● Instruction
Using the records provided below, locate and copy each line that contains the word "motor".
* begin Available records *
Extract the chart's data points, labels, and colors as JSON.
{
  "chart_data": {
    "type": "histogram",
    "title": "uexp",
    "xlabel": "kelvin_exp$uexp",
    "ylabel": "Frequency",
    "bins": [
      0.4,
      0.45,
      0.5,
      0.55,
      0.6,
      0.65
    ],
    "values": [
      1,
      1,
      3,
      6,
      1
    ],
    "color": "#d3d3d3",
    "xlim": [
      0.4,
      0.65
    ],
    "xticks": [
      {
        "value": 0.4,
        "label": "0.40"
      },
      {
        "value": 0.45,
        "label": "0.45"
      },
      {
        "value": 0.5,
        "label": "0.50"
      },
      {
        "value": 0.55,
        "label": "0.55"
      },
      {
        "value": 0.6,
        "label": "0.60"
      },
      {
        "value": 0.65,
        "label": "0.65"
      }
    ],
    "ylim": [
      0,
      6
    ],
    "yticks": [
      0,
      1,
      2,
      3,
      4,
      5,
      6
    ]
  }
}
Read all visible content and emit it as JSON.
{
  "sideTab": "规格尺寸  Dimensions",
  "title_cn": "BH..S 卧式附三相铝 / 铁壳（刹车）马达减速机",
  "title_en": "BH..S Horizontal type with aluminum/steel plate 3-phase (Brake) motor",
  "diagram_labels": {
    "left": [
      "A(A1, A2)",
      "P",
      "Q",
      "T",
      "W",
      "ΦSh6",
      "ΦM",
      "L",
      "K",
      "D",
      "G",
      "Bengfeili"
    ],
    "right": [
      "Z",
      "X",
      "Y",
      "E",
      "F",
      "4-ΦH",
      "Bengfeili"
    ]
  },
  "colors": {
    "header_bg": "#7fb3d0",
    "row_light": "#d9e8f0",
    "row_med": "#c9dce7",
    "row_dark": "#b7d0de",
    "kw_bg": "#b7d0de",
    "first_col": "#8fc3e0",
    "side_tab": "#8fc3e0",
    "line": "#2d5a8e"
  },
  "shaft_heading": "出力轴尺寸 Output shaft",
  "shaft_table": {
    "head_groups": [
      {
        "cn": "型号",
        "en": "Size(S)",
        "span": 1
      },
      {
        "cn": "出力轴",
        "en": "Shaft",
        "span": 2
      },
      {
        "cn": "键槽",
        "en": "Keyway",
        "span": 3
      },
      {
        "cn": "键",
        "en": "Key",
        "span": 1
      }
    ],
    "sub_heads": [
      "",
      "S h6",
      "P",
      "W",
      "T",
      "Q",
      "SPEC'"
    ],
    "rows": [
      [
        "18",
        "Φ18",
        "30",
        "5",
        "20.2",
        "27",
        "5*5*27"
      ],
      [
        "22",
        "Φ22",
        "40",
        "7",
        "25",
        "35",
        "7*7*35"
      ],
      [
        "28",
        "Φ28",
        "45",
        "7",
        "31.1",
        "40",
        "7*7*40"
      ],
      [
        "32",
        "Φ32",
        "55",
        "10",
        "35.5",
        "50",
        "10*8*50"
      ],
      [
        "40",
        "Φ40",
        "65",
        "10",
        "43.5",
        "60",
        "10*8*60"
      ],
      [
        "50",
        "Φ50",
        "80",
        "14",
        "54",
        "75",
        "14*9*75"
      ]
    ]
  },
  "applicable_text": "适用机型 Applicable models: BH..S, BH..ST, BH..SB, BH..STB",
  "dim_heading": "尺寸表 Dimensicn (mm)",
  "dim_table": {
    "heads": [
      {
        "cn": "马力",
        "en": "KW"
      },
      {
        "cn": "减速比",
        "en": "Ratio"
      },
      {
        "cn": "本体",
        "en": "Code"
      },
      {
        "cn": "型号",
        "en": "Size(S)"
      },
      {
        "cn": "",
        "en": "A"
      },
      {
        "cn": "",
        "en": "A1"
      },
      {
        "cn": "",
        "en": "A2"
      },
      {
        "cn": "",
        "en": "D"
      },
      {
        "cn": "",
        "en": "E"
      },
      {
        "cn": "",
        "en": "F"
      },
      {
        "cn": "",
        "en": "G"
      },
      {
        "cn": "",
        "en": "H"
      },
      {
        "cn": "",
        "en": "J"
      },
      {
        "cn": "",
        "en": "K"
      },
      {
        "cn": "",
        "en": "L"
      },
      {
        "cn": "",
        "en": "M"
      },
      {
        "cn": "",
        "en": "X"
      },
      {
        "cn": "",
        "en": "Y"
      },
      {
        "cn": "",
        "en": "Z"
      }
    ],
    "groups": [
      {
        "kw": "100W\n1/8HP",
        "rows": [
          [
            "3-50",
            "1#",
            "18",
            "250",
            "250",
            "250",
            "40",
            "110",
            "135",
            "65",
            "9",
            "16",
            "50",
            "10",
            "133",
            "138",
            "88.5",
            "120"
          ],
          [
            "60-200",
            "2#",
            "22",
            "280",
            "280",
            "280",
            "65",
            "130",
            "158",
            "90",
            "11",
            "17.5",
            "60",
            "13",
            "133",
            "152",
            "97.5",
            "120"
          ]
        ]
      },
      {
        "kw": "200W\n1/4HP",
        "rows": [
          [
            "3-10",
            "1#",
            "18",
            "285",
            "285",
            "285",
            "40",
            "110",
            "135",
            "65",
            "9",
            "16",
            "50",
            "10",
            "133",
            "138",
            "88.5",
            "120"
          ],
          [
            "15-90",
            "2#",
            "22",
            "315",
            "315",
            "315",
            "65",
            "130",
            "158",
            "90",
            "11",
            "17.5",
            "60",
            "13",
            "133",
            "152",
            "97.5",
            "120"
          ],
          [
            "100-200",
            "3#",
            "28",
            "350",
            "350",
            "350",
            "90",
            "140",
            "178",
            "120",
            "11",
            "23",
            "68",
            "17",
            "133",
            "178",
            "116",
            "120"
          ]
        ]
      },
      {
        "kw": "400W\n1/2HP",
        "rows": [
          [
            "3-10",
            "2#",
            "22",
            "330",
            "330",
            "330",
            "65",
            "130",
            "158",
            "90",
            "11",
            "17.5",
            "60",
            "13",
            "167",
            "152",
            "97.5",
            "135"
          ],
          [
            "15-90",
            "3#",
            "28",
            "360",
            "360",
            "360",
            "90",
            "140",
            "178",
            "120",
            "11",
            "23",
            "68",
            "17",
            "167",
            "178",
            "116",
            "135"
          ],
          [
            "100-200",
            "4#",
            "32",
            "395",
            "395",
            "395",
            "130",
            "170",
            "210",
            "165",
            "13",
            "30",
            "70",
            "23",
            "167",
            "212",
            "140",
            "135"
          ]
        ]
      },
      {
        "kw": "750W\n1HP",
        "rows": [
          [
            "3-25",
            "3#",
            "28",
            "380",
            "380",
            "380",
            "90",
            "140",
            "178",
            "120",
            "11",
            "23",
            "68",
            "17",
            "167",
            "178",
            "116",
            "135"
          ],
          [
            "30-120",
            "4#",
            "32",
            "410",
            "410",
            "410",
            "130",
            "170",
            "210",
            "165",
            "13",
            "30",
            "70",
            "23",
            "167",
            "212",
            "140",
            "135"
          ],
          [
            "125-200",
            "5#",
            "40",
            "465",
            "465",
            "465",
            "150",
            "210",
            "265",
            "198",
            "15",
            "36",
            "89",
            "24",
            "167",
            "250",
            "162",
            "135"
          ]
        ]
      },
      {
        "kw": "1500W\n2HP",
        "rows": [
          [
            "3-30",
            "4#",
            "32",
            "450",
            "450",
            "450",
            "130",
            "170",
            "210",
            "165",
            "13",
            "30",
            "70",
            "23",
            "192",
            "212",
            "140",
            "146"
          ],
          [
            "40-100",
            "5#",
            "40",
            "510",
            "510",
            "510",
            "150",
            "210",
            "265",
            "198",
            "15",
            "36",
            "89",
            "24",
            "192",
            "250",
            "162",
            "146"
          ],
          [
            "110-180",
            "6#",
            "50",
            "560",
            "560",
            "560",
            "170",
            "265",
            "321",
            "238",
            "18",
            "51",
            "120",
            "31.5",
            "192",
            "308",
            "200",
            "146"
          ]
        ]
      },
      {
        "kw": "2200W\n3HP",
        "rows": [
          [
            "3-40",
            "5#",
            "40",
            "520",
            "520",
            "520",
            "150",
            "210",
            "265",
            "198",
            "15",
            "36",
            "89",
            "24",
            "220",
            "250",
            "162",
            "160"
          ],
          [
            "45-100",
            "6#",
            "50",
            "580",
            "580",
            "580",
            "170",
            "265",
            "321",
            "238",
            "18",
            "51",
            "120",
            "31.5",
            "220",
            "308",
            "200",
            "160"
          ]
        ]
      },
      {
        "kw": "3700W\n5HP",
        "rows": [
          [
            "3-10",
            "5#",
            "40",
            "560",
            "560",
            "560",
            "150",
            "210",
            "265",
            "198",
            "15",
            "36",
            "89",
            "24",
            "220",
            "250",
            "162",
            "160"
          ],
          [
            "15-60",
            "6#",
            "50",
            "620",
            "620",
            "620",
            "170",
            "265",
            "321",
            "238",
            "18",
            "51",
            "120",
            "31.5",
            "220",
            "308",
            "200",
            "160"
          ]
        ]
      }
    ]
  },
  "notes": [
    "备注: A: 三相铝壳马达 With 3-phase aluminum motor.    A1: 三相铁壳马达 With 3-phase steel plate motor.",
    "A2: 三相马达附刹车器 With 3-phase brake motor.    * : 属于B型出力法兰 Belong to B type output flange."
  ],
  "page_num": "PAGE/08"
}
* end Available records *
● Solution to this task
  "title_en": "BH..S Horizontal type with aluminum/steel plate 3-phase (Brake) motor",
    "备注: A: 三相铝壳马达 With 3-phase aluminum motor.    A1: 三相铁壳马达 With 3-phase steel plate motor.",
    "A2: 三相马达附刹车器 With 3-phase brake motor.    * : 属于B型出力法兰 Belong to B type output flange."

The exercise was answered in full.